(Stored items)
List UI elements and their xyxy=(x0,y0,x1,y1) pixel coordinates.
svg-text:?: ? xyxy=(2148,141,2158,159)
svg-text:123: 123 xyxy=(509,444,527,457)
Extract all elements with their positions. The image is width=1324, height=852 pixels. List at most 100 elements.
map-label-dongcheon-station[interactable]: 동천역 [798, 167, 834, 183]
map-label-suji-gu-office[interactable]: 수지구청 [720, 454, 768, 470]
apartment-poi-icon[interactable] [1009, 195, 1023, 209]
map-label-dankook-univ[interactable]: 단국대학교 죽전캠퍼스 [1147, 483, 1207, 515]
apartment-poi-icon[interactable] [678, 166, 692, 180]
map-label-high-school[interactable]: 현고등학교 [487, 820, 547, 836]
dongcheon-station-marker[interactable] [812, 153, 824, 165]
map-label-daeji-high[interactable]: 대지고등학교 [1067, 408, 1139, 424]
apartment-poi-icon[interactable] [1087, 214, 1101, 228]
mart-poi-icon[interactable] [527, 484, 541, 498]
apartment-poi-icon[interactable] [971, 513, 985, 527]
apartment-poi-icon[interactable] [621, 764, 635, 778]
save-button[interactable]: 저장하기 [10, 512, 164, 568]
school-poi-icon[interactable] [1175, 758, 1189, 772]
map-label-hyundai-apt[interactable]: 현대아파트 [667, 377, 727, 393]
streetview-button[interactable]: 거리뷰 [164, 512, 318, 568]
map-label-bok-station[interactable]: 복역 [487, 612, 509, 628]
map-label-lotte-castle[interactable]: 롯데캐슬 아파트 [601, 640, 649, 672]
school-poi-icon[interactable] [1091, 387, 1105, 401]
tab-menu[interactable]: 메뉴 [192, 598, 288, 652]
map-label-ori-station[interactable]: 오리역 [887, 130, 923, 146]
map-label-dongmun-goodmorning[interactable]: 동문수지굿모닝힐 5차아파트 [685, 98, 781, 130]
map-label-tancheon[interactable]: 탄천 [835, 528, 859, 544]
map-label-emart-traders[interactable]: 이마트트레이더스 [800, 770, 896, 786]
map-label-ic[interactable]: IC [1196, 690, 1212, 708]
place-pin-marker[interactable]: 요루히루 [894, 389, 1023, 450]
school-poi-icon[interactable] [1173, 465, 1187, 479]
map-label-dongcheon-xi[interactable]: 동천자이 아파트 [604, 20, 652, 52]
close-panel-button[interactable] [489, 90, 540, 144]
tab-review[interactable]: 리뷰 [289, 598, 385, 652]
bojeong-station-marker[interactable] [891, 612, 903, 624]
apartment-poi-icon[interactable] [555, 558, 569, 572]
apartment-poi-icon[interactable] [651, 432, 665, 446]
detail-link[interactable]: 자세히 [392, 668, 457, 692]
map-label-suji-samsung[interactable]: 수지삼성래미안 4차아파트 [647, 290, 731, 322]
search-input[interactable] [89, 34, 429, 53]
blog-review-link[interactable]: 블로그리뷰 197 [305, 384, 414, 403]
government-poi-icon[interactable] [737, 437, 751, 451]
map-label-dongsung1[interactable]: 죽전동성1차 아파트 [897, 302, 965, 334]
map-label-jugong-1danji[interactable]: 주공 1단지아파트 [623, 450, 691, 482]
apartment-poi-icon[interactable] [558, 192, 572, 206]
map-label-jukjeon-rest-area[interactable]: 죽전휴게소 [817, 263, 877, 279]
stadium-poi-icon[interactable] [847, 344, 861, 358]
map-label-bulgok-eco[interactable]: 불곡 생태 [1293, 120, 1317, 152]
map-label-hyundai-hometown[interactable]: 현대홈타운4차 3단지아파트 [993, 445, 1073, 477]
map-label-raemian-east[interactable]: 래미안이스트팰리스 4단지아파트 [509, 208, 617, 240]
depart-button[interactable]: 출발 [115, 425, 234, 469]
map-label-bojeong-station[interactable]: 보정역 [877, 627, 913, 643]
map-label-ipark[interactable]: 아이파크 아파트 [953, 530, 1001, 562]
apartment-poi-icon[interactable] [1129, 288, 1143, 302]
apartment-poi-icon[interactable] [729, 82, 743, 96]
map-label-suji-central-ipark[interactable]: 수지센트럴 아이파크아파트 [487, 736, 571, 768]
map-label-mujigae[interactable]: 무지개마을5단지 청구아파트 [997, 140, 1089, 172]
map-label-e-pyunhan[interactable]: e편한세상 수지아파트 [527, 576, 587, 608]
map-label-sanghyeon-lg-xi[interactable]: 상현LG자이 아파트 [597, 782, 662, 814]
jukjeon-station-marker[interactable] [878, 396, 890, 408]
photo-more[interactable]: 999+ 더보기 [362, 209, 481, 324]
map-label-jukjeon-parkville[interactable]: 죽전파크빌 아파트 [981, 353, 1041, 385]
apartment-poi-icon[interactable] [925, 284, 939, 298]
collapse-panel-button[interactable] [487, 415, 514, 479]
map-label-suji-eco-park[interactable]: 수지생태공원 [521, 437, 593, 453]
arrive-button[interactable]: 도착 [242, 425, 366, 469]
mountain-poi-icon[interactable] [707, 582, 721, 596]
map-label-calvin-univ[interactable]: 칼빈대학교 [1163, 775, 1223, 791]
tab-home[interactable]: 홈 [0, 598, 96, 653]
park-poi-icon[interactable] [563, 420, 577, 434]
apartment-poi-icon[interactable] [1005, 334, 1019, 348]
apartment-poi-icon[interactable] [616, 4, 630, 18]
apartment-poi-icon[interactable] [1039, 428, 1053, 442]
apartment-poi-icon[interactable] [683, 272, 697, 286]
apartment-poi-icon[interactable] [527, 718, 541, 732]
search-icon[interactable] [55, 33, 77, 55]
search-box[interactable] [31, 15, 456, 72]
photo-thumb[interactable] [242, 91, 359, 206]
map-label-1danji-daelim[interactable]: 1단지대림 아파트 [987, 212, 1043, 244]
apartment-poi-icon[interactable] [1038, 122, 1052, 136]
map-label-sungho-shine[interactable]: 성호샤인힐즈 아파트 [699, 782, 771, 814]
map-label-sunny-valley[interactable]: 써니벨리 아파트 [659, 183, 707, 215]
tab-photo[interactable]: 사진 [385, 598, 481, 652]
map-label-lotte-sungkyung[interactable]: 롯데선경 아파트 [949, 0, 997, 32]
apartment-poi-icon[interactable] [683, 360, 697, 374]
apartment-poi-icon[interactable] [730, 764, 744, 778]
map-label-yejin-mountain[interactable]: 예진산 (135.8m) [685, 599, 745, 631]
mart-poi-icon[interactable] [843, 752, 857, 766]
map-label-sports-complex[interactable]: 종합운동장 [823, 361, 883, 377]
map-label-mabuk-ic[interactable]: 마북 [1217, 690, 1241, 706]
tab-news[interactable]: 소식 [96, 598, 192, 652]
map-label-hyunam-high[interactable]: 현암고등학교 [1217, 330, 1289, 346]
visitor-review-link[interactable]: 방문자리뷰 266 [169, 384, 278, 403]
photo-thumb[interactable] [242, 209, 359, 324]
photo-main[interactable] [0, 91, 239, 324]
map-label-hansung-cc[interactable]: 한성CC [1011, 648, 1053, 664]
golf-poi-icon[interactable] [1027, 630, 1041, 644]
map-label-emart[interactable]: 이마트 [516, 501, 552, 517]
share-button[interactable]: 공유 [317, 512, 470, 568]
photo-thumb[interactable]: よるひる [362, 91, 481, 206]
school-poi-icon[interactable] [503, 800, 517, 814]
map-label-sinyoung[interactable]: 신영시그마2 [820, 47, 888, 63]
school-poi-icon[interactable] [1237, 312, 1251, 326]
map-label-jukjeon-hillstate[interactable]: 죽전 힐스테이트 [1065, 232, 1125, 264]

**Work to do**.
Which lines in the rows above contain the string "school"? Pick out each of them and copy it in full.

**Exercise response**.
map-label-high-school[interactable]: 현고등학교 [487, 820, 547, 836]
school-poi-icon[interactable] [1175, 758, 1189, 772]
school-poi-icon[interactable] [1091, 387, 1105, 401]
school-poi-icon[interactable] [1173, 465, 1187, 479]
school-poi-icon[interactable] [503, 800, 517, 814]
school-poi-icon[interactable] [1237, 312, 1251, 326]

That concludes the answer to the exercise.